Going through the material below, please gather all lines with the word "power" in them.

* Begin *

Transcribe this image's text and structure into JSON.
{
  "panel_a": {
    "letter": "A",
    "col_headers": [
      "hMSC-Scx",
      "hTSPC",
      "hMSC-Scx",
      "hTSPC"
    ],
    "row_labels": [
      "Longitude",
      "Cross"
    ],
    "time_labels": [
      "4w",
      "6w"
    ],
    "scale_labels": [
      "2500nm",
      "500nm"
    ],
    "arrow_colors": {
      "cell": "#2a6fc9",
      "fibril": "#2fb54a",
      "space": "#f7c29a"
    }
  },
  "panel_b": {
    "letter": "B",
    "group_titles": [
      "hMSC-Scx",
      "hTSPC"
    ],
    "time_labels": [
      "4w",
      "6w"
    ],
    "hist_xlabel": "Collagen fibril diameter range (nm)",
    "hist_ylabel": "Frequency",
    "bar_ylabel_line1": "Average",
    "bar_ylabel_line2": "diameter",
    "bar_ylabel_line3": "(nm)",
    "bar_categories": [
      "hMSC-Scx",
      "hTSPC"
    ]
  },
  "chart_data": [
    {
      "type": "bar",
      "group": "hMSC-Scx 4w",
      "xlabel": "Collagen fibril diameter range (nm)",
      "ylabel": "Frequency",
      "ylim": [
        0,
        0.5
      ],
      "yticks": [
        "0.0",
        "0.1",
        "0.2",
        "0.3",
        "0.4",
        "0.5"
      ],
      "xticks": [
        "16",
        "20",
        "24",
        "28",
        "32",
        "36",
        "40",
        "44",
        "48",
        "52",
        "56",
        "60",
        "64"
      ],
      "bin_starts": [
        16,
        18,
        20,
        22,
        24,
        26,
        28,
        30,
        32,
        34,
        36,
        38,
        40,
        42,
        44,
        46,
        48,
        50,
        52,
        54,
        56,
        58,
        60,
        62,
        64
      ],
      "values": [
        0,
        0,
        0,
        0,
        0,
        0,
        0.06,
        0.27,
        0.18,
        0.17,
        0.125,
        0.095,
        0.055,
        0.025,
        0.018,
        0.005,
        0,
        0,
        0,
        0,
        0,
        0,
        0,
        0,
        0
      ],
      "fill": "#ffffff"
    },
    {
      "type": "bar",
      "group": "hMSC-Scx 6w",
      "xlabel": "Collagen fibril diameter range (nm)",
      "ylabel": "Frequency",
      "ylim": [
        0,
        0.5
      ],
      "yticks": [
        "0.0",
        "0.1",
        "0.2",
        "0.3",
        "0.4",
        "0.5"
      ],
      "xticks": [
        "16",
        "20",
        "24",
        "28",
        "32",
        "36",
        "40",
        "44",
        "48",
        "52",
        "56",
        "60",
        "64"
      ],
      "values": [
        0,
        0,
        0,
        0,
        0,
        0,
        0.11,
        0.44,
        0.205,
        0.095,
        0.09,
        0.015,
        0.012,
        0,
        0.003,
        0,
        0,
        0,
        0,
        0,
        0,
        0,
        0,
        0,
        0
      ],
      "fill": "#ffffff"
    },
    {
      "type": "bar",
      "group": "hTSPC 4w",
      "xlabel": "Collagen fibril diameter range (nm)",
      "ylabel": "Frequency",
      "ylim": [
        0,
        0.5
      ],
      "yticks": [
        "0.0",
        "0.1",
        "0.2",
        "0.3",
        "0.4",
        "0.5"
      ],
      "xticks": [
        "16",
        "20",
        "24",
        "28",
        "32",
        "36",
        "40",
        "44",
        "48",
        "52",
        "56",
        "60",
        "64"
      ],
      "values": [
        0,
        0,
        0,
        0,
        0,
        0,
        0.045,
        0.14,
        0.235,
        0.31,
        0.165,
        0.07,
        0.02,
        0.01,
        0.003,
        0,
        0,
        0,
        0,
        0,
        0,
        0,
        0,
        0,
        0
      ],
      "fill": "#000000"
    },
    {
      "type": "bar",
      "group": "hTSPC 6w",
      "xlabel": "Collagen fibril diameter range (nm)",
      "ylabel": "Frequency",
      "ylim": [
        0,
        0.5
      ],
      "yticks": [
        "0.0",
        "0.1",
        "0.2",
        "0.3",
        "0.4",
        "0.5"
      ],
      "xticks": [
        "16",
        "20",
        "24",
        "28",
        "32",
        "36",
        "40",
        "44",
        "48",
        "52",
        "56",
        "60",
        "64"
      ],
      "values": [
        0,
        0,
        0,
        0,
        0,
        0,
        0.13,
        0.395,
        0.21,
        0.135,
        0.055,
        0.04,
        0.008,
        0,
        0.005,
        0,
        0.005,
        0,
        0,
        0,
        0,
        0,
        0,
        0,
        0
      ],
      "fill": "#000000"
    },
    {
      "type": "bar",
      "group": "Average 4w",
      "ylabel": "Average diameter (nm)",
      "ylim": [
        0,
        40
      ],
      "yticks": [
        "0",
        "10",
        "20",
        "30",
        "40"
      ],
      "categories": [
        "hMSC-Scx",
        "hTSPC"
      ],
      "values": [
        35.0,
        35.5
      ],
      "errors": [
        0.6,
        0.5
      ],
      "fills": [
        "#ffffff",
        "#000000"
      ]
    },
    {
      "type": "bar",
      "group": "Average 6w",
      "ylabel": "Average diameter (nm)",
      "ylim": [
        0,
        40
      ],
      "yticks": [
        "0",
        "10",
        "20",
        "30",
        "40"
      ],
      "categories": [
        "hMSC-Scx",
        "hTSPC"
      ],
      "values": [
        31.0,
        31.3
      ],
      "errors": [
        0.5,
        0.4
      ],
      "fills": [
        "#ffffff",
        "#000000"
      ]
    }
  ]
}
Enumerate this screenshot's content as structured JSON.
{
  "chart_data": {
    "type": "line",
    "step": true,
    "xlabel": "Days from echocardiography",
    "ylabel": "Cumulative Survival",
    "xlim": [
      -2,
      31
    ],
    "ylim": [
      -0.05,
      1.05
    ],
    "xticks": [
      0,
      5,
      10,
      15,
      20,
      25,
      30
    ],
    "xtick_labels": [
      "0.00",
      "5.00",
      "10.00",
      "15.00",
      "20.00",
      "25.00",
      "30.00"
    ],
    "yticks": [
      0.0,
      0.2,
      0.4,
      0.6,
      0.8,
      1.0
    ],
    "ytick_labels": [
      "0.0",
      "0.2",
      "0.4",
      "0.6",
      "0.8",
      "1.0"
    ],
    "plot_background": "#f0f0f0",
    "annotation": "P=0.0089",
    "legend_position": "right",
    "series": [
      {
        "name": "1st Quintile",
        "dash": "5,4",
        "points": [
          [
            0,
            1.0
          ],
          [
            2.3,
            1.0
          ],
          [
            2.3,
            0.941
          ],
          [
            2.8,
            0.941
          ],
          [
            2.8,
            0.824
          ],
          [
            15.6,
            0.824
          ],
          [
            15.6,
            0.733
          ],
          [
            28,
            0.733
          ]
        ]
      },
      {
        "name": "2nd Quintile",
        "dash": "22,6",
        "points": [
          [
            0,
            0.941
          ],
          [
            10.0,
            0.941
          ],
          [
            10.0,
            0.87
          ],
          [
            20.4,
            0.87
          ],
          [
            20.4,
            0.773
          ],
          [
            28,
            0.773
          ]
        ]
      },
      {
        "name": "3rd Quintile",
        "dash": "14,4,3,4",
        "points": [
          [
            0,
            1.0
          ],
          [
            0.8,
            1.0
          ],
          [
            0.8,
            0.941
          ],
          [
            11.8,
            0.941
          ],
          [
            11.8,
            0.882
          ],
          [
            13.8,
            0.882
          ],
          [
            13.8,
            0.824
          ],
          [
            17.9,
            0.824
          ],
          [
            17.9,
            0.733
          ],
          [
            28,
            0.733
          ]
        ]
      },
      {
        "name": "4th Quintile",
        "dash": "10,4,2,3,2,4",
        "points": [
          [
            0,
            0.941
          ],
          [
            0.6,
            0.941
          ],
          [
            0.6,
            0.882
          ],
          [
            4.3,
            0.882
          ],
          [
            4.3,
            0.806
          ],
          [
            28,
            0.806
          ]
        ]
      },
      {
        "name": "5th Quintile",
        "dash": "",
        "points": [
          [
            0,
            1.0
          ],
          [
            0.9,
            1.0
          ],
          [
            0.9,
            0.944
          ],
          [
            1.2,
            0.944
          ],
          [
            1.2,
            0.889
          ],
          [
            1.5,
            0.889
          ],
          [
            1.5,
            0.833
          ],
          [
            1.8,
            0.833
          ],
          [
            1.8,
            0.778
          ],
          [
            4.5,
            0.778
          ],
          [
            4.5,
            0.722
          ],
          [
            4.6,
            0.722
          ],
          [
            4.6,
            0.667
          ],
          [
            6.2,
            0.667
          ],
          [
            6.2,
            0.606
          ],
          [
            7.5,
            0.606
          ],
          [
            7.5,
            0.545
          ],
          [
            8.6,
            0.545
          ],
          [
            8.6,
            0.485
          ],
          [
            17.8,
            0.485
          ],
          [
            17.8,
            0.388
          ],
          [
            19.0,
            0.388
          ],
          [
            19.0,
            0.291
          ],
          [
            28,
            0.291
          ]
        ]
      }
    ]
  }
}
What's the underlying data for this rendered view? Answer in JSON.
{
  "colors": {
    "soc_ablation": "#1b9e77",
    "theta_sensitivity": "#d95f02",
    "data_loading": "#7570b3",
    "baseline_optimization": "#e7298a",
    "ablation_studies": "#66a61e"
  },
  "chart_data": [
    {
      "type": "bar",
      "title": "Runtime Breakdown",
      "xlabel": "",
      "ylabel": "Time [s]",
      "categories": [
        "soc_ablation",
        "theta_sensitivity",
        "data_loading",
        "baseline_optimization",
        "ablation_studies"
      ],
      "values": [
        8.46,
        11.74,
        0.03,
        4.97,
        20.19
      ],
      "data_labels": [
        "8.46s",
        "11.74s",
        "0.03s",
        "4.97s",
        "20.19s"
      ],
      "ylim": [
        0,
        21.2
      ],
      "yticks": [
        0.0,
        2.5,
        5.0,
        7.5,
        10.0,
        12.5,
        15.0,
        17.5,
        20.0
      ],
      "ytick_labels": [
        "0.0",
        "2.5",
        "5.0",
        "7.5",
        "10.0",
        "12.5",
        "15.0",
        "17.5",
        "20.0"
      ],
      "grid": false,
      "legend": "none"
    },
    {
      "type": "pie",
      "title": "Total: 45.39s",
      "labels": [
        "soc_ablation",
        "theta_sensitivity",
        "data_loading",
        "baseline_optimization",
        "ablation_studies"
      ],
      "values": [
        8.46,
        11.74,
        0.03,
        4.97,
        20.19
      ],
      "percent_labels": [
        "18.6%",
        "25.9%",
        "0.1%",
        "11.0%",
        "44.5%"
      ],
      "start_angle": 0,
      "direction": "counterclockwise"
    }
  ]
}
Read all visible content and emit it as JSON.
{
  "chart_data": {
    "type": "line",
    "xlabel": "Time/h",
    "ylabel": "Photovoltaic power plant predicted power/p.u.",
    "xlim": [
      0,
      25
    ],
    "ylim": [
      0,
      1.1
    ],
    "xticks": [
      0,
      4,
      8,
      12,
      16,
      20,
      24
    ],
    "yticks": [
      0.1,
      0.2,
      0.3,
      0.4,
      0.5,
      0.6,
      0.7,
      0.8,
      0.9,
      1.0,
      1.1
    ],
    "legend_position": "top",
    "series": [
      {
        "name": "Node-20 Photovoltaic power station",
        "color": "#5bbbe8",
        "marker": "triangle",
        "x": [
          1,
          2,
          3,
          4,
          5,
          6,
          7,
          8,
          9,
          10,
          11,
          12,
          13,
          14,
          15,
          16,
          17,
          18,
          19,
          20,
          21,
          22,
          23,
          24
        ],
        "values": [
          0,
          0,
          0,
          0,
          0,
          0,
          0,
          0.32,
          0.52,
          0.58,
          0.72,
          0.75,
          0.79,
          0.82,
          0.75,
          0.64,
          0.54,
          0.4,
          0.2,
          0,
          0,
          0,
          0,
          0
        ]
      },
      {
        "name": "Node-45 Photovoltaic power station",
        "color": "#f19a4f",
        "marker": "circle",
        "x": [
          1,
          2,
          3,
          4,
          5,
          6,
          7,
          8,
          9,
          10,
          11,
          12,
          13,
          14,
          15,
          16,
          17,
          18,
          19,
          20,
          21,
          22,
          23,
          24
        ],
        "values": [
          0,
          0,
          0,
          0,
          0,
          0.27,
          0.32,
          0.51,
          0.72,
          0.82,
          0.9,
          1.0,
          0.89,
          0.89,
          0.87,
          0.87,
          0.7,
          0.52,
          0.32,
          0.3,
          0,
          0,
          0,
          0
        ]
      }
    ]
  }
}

* End *

[ANSWER TO THE EXERCISE]
    "ylabel": "Photovoltaic power plant predicted power/p.u.",
        "name": "Node-20 Photovoltaic power station",
        "name": "Node-45 Photovoltaic power station",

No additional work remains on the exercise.